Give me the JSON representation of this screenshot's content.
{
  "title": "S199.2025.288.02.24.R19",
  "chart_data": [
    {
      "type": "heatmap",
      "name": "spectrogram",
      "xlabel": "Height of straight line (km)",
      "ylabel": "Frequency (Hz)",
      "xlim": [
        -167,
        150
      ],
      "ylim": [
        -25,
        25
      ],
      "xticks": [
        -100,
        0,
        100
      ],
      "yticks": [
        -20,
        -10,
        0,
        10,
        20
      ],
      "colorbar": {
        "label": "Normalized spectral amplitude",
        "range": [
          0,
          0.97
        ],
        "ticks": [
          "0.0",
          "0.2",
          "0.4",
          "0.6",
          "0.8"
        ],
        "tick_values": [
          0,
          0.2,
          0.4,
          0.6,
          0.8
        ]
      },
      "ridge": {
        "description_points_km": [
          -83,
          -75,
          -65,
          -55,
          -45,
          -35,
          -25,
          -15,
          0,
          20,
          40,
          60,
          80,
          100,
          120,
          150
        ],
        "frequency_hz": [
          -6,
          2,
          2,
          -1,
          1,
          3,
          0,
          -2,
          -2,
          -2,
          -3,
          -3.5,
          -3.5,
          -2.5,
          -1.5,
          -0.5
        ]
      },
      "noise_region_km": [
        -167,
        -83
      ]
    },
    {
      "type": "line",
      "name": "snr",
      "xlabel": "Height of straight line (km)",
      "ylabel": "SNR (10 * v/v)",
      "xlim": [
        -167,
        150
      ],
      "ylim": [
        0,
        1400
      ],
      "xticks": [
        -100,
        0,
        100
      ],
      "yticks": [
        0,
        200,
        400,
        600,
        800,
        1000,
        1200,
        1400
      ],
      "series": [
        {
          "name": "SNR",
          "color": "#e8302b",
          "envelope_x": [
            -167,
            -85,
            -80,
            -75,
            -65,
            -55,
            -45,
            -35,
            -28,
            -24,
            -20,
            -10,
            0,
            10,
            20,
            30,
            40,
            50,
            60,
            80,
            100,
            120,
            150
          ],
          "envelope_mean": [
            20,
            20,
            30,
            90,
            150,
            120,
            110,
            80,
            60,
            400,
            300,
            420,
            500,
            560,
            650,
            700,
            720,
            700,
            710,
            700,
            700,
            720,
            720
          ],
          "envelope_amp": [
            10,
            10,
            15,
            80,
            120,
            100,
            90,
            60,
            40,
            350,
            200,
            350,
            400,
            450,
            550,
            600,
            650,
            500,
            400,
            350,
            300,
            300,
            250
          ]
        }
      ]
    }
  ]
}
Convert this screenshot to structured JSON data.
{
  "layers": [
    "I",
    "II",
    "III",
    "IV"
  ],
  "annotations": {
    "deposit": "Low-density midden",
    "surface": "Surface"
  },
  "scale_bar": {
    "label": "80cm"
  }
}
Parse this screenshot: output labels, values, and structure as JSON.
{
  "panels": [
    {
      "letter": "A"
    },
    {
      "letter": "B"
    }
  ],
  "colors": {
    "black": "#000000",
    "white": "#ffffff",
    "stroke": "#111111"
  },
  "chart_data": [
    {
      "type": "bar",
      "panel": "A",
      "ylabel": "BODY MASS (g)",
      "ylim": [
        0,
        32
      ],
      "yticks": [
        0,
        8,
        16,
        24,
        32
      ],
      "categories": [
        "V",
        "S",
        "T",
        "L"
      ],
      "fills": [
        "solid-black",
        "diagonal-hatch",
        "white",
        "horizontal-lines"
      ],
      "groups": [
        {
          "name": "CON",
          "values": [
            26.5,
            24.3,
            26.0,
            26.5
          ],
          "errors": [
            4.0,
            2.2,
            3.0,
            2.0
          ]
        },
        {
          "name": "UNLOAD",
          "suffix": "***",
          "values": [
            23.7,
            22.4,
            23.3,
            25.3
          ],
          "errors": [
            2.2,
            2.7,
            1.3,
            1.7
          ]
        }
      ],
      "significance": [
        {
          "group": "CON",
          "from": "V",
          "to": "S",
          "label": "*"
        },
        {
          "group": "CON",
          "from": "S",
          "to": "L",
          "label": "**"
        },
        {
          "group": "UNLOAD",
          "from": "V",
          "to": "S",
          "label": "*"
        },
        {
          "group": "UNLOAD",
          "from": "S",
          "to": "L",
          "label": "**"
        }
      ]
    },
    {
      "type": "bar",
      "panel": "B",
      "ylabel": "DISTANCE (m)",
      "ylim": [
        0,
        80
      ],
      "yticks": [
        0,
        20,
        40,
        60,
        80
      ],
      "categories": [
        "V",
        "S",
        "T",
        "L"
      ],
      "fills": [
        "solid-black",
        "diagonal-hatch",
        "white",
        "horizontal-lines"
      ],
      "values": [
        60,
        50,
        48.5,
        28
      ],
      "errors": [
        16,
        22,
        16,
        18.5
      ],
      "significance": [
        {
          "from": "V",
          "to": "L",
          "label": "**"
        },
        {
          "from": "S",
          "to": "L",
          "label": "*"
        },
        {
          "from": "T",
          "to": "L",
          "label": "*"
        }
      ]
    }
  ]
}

= EXERCISE GOAL =
Write the entire listing out again, word for word.

= SOLUTION FOR THIS TASK =
Give me the JSON representation of this screenshot's content.
{
  "title": "S199.2025.288.02.24.R19",
  "chart_data": [
    {
      "type": "heatmap",
      "name": "spectrogram",
      "xlabel": "Height of straight line (km)",
      "ylabel": "Frequency (Hz)",
      "xlim": [
        -167,
        150
      ],
      "ylim": [
        -25,
        25
      ],
      "xticks": [
        -100,
        0,
        100
      ],
      "yticks": [
        -20,
        -10,
        0,
        10,
        20
      ],
      "colorbar": {
        "label": "Normalized spectral amplitude",
        "range": [
          0,
          0.97
        ],
        "ticks": [
          "0.0",
          "0.2",
          "0.4",
          "0.6",
          "0.8"
        ],
        "tick_values": [
          0,
          0.2,
          0.4,
          0.6,
          0.8
        ]
      },
      "ridge": {
        "description_points_km": [
          -83,
          -75,
          -65,
          -55,
          -45,
          -35,
          -25,
          -15,
          0,
          20,
          40,
          60,
          80,
          100,
          120,
          150
        ],
        "frequency_hz": [
          -6,
          2,
          2,
          -1,
          1,
          3,
          0,
          -2,
          -2,
          -2,
          -3,
          -3.5,
          -3.5,
          -2.5,
          -1.5,
          -0.5
        ]
      },
      "noise_region_km": [
        -167,
        -83
      ]
    },
    {
      "type": "line",
      "name": "snr",
      "xlabel": "Height of straight line (km)",
      "ylabel": "SNR (10 * v/v)",
      "xlim": [
        -167,
        150
      ],
      "ylim": [
        0,
        1400
      ],
      "xticks": [
        -100,
        0,
        100
      ],
      "yticks": [
        0,
        200,
        400,
        600,
        800,
        1000,
        1200,
        1400
      ],
      "series": [
        {
          "name": "SNR",
          "color": "#e8302b",
          "envelope_x": [
            -167,
            -85,
            -80,
            -75,
            -65,
            -55,
            -45,
            -35,
            -28,
            -24,
            -20,
            -10,
            0,
            10,
            20,
            30,
            40,
            50,
            60,
            80,
            100,
            120,
            150
          ],
          "envelope_mean": [
            20,
            20,
            30,
            90,
            150,
            120,
            110,
            80,
            60,
            400,
            300,
            420,
            500,
            560,
            650,
            700,
            720,
            700,
            710,
            700,
            700,
            720,
            720
          ],
          "envelope_amp": [
            10,
            10,
            15,
            80,
            120,
            100,
            90,
            60,
            40,
            350,
            200,
            350,
            400,
            450,
            550,
            600,
            650,
            500,
            400,
            350,
            300,
            300,
            250
          ]
        }
      ]
    }
  ]
}
Convert this screenshot to structured JSON data.
{
  "layers": [
    "I",
    "II",
    "III",
    "IV"
  ],
  "annotations": {
    "deposit": "Low-density midden",
    "surface": "Surface"
  },
  "scale_bar": {
    "label": "80cm"
  }
}
Parse this screenshot: output labels, values, and structure as JSON.
{
  "panels": [
    {
      "letter": "A"
    },
    {
      "letter": "B"
    }
  ],
  "colors": {
    "black": "#000000",
    "white": "#ffffff",
    "stroke": "#111111"
  },
  "chart_data": [
    {
      "type": "bar",
      "panel": "A",
      "ylabel": "BODY MASS (g)",
      "ylim": [
        0,
        32
      ],
      "yticks": [
        0,
        8,
        16,
        24,
        32
      ],
      "categories": [
        "V",
        "S",
        "T",
        "L"
      ],
      "fills": [
        "solid-black",
        "diagonal-hatch",
        "white",
        "horizontal-lines"
      ],
      "groups": [
        {
          "name": "CON",
          "values": [
            26.5,
            24.3,
            26.0,
            26.5
          ],
          "errors": [
            4.0,
            2.2,
            3.0,
            2.0
          ]
        },
        {
          "name": "UNLOAD",
          "suffix": "***",
          "values": [
            23.7,
            22.4,
            23.3,
            25.3
          ],
          "errors": [
            2.2,
            2.7,
            1.3,
            1.7
          ]
        }
      ],
      "significance": [
        {
          "group": "CON",
          "from": "V",
          "to": "S",
          "label": "*"
        },
        {
          "group": "CON",
          "from": "S",
          "to": "L",
          "label": "**"
        },
        {
          "group": "UNLOAD",
          "from": "V",
          "to": "S",
          "label": "*"
        },
        {
          "group": "UNLOAD",
          "from": "S",
          "to": "L",
          "label": "**"
        }
      ]
    },
    {
      "type": "bar",
      "panel": "B",
      "ylabel": "DISTANCE (m)",
      "ylim": [
        0,
        80
      ],
      "yticks": [
        0,
        20,
        40,
        60,
        80
      ],
      "categories": [
        "V",
        "S",
        "T",
        "L"
      ],
      "fills": [
        "solid-black",
        "diagonal-hatch",
        "white",
        "horizontal-lines"
      ],
      "values": [
        60,
        50,
        48.5,
        28
      ],
      "errors": [
        16,
        22,
        16,
        18.5
      ],
      "significance": [
        {
          "from": "V",
          "to": "L",
          "label": "**"
        },
        {
          "from": "S",
          "to": "L",
          "label": "*"
        },
        {
          "from": "T",
          "to": "L",
          "label": "*"
        }
      ]
    }
  ]
}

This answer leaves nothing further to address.